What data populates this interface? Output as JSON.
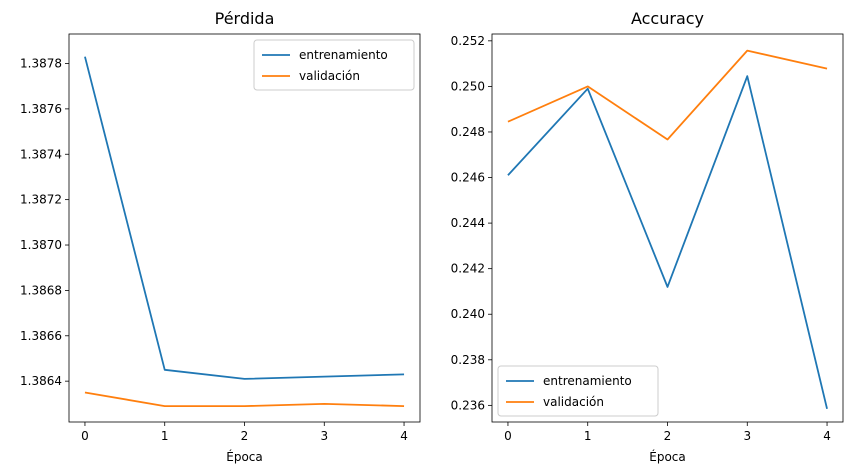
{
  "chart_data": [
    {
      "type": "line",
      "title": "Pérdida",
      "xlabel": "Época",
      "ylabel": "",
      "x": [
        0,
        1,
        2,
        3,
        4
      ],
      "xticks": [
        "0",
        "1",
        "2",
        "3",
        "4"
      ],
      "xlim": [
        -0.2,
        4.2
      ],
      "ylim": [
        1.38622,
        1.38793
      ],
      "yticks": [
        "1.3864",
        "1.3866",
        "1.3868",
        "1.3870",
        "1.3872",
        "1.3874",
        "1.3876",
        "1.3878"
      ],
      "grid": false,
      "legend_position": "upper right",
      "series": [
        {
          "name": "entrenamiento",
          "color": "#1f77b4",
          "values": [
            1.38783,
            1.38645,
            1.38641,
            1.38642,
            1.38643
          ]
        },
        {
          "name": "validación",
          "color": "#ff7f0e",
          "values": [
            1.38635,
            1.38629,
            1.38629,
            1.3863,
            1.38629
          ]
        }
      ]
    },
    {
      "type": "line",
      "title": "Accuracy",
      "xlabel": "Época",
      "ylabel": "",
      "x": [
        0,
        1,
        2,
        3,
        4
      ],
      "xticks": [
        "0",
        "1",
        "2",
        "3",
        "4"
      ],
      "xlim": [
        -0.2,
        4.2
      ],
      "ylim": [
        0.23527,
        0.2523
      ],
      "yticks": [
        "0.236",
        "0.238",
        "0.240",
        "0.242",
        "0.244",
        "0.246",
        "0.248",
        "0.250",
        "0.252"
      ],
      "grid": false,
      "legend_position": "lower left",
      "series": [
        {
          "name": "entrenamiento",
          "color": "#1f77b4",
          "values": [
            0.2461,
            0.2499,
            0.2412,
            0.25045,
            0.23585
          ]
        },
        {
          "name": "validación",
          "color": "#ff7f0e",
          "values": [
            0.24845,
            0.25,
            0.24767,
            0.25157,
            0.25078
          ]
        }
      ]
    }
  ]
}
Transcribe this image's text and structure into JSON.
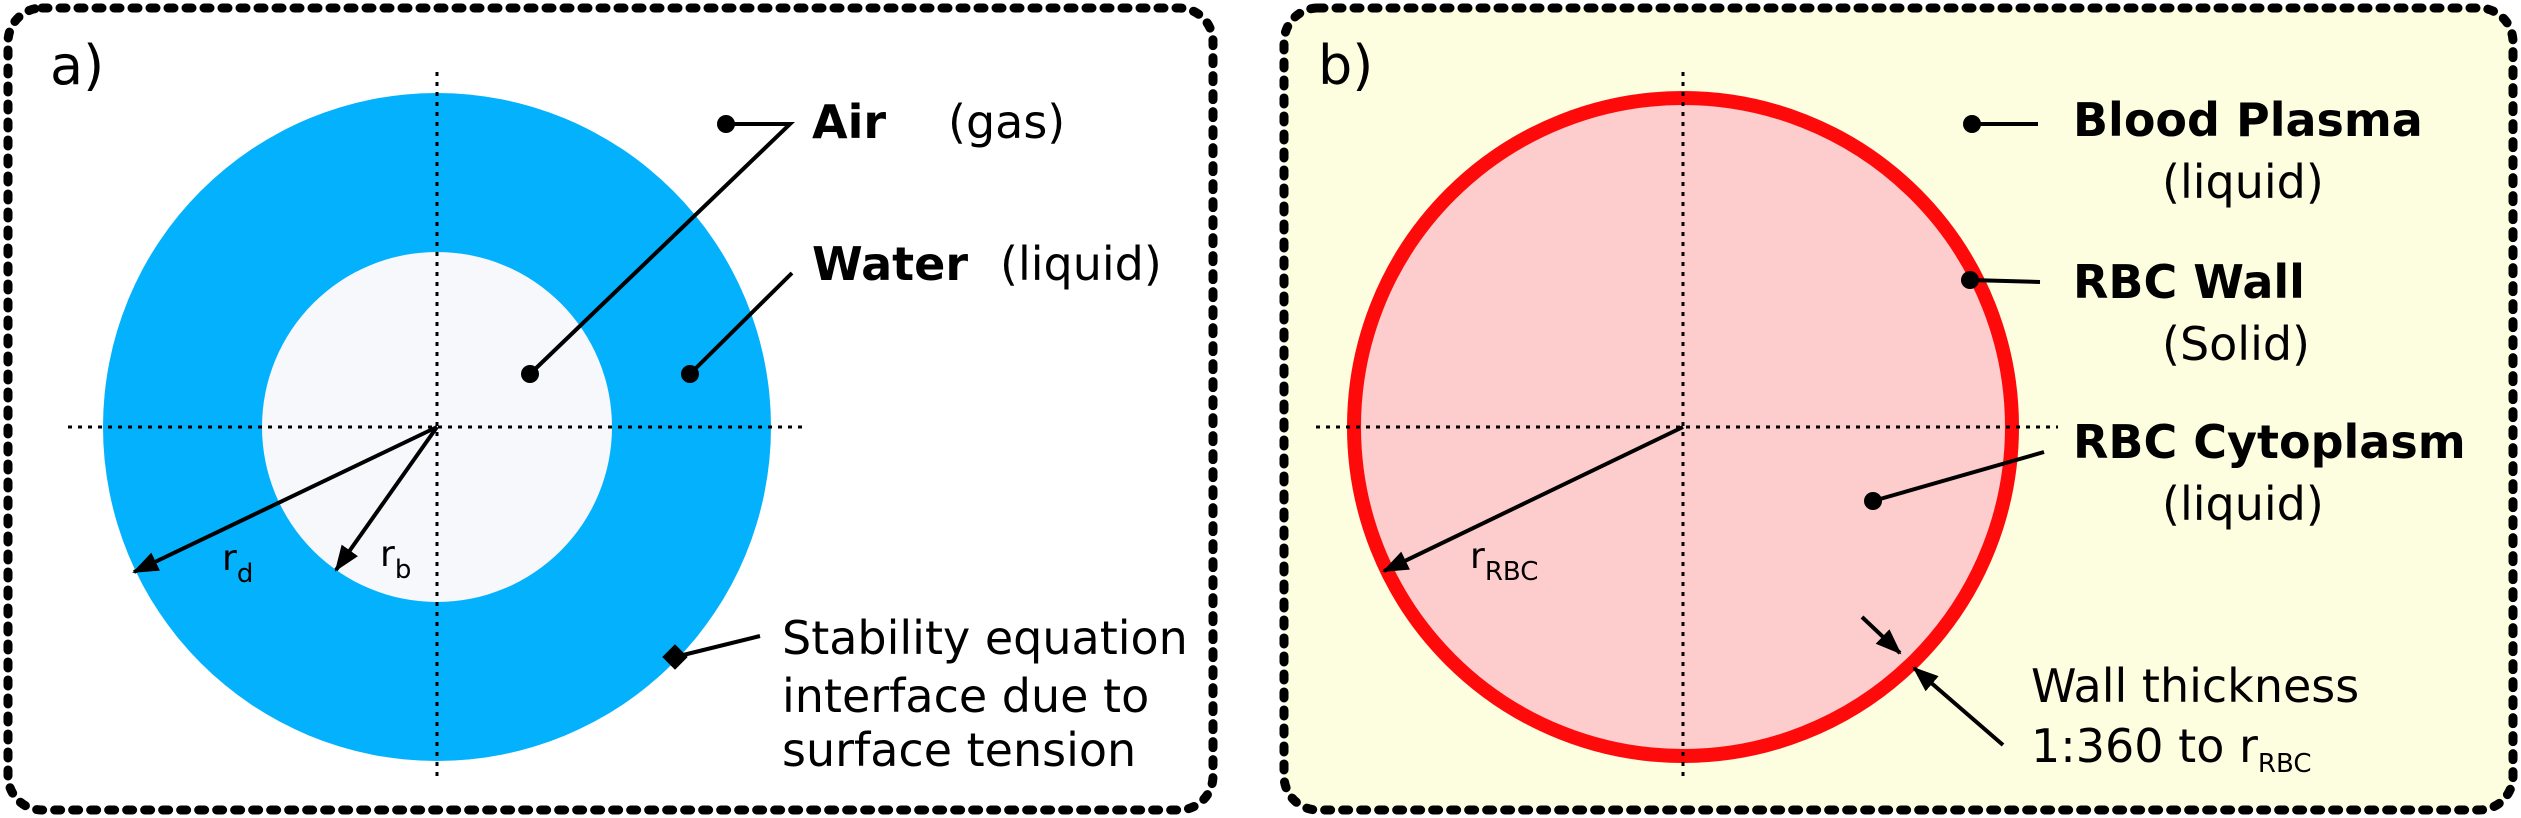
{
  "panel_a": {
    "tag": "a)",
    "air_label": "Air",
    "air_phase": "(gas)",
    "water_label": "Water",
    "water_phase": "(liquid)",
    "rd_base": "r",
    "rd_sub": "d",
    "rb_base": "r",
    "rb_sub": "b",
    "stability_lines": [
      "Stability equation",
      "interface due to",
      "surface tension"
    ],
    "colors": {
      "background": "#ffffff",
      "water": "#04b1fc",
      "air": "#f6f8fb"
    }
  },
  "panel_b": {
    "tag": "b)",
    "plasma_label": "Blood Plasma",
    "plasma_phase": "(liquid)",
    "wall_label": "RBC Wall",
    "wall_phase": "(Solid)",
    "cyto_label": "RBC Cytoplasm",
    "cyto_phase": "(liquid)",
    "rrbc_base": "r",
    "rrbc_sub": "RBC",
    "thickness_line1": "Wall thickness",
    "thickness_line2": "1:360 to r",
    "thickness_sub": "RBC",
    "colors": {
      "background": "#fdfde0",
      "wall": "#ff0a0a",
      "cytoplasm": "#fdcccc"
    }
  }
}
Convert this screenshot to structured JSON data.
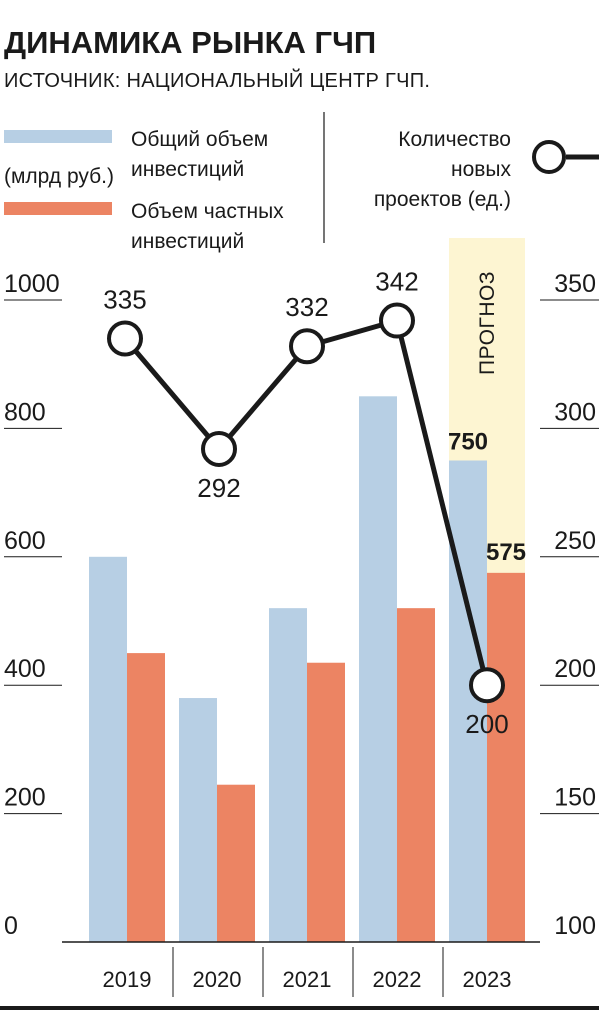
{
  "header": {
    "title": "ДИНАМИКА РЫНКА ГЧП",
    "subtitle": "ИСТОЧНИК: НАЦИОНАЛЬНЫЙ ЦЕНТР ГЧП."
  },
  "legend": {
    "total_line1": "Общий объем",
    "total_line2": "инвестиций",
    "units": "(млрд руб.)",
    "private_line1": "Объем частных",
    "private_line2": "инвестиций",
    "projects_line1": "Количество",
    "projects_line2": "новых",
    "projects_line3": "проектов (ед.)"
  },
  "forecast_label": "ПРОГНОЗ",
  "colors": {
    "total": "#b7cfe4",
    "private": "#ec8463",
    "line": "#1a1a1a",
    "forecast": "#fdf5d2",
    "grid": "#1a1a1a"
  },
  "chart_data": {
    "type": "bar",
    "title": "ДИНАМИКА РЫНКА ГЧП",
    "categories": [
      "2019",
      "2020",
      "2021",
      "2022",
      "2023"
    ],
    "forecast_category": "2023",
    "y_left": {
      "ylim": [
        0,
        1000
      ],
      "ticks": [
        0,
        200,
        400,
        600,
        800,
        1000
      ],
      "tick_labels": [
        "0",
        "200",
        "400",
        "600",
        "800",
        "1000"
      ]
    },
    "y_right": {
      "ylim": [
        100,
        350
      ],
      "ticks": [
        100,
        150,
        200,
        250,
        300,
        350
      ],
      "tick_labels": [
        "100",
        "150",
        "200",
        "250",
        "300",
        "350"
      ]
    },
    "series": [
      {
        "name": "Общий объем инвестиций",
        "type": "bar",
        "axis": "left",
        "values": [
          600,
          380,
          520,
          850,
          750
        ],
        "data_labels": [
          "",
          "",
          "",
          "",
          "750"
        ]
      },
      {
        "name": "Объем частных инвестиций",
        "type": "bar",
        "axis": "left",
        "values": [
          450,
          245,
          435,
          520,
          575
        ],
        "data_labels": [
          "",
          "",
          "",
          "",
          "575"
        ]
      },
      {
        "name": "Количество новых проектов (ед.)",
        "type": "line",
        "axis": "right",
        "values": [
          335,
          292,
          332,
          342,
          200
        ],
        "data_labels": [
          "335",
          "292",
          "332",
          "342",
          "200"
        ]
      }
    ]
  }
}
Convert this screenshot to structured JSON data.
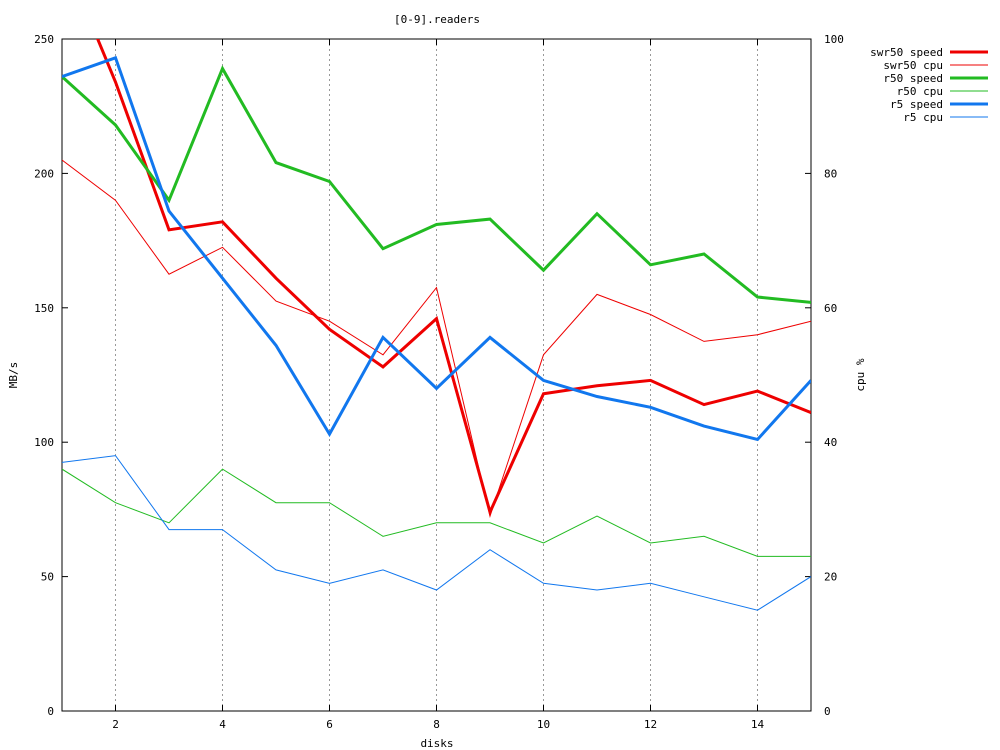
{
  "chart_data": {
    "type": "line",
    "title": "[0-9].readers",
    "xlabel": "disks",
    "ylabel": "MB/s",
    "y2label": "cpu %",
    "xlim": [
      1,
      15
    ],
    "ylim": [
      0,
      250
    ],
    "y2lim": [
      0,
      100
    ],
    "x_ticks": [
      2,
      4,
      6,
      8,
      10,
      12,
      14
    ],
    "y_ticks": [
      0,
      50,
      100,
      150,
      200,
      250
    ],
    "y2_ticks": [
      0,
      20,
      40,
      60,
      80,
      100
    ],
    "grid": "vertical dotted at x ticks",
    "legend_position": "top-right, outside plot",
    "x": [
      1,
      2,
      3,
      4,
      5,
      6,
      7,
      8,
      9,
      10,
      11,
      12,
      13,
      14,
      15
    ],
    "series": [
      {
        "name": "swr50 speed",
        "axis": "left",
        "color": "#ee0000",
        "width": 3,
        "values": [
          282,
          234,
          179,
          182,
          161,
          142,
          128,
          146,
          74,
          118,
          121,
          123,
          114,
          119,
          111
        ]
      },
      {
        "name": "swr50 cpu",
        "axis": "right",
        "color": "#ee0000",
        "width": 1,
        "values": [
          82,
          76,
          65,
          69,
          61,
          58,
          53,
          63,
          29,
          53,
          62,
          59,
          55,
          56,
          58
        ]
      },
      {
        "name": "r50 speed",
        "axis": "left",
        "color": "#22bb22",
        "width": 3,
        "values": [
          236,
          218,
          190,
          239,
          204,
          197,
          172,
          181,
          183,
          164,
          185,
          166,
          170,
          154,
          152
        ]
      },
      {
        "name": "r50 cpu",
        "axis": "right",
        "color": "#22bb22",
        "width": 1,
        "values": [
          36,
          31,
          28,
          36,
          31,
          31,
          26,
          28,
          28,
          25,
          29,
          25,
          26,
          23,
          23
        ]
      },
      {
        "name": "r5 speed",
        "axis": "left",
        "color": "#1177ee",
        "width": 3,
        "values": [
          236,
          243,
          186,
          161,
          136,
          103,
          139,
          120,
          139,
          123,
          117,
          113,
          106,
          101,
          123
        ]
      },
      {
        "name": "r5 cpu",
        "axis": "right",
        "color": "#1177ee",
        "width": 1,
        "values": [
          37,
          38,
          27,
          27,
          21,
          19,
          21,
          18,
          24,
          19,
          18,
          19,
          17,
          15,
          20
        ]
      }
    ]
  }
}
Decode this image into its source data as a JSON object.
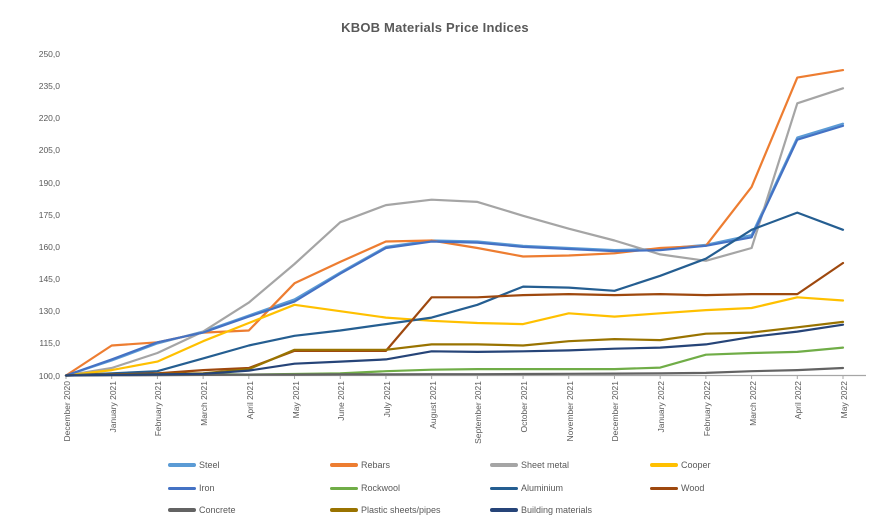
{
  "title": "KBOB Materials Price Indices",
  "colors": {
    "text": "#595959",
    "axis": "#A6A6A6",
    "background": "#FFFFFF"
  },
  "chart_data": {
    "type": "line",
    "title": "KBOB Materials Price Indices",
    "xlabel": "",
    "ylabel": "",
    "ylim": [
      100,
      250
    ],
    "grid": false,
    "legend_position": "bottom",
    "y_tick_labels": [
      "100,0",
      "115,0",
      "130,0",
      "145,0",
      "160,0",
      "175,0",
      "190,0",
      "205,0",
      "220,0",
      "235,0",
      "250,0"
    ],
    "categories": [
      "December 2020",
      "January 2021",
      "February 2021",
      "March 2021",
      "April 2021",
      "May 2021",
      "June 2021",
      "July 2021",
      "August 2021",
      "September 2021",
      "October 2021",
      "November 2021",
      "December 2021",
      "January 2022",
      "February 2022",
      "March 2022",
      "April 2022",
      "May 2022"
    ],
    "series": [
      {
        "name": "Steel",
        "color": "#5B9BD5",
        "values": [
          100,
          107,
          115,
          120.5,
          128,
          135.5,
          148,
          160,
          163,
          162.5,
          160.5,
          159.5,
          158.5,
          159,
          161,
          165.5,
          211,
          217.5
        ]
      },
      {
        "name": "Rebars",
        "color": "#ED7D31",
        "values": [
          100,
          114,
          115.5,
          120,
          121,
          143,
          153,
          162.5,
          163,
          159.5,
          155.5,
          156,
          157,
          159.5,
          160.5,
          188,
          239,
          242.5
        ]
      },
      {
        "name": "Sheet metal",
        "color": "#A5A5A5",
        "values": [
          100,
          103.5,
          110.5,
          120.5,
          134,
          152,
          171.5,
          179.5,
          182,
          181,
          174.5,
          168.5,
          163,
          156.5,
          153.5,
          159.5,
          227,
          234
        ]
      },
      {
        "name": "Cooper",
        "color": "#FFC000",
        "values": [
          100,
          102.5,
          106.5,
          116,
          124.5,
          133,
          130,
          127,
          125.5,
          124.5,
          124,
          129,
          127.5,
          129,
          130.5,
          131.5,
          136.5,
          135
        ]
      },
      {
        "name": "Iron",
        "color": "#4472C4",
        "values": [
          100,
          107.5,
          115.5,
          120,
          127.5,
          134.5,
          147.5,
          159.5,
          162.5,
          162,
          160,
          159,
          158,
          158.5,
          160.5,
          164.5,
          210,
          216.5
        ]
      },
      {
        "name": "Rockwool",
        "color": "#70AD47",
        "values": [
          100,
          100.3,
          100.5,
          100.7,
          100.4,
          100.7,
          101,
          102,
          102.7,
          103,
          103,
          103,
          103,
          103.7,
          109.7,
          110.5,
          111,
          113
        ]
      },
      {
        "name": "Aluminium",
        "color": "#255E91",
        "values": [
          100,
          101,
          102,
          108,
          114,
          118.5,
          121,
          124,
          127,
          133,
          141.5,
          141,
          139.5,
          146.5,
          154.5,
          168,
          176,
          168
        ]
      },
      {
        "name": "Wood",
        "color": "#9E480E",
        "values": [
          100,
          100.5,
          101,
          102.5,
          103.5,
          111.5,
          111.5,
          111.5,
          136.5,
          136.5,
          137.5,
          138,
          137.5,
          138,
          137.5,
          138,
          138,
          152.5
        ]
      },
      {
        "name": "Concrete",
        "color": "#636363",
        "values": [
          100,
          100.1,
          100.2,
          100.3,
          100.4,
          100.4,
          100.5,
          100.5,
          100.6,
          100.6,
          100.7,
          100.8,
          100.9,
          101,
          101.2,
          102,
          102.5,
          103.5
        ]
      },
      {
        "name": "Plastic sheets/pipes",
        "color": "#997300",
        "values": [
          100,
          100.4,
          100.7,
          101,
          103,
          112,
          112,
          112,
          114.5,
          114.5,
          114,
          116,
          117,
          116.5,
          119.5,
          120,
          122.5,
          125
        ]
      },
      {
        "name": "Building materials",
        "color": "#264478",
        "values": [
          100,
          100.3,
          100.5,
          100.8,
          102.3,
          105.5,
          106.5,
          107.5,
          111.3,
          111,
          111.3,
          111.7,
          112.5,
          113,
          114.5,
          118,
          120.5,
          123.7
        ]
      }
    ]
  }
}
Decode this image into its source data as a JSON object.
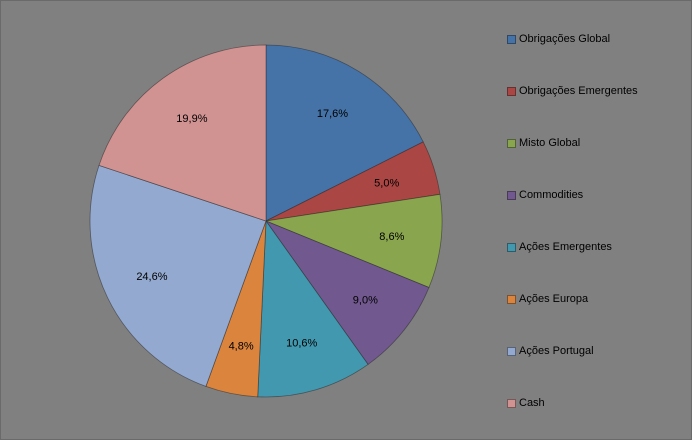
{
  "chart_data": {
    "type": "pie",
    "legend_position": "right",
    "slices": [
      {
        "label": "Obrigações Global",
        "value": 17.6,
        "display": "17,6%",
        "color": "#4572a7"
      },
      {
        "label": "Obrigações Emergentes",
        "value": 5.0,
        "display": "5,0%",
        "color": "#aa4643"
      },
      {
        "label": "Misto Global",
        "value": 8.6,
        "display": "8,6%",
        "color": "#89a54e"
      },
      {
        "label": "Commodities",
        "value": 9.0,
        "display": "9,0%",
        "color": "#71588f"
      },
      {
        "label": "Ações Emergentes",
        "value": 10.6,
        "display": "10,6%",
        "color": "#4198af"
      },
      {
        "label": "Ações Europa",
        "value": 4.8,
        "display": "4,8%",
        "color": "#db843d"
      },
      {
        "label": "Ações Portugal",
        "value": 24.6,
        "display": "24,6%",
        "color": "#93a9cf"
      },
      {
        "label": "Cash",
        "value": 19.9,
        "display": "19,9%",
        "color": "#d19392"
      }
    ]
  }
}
::::::
> WRITTEN REQUEST:
Work out how many lines of the material above contain the word "Price", then give only that figure.

> RESULT:
2